Each line of the data that includes the string "KONSERVU" is to be copied out.

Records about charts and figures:
* * * * * * *
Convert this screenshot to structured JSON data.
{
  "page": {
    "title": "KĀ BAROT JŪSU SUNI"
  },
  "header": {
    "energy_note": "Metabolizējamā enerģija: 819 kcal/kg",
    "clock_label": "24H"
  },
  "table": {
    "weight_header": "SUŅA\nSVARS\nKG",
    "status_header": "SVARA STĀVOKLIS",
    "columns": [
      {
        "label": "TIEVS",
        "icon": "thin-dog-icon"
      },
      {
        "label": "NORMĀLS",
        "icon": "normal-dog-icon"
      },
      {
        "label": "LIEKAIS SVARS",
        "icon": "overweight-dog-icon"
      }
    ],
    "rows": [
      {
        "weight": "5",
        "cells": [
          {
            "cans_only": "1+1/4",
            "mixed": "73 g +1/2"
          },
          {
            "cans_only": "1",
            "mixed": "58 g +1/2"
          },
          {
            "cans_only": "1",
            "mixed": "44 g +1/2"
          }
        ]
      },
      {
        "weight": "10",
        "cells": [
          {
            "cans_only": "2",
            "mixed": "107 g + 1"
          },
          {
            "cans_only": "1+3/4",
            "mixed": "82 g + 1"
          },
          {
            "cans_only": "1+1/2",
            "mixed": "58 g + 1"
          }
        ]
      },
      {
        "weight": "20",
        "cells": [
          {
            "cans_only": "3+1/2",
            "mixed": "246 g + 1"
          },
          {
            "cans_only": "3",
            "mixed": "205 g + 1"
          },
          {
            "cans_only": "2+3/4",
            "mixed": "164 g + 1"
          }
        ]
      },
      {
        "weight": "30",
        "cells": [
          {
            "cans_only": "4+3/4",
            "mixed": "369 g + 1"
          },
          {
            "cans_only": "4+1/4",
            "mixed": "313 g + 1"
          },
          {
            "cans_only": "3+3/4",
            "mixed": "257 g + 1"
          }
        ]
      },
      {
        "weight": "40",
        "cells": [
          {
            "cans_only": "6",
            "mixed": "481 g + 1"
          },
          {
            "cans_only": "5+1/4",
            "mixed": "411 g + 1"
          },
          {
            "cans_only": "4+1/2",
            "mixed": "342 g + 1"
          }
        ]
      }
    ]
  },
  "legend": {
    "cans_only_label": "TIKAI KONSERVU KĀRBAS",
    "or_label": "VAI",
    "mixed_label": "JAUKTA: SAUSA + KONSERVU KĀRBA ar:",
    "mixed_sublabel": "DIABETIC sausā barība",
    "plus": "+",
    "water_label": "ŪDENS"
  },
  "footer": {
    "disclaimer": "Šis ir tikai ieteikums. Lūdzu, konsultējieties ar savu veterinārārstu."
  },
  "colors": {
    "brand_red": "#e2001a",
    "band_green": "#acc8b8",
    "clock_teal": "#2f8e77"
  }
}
* * * * * * *
Task result —
    "cans_only_label": "TIKAI KONSERVU KĀRBAS",
    "mixed_label": "JAUKTA: SAUSA + KONSERVU KĀRBA ar:",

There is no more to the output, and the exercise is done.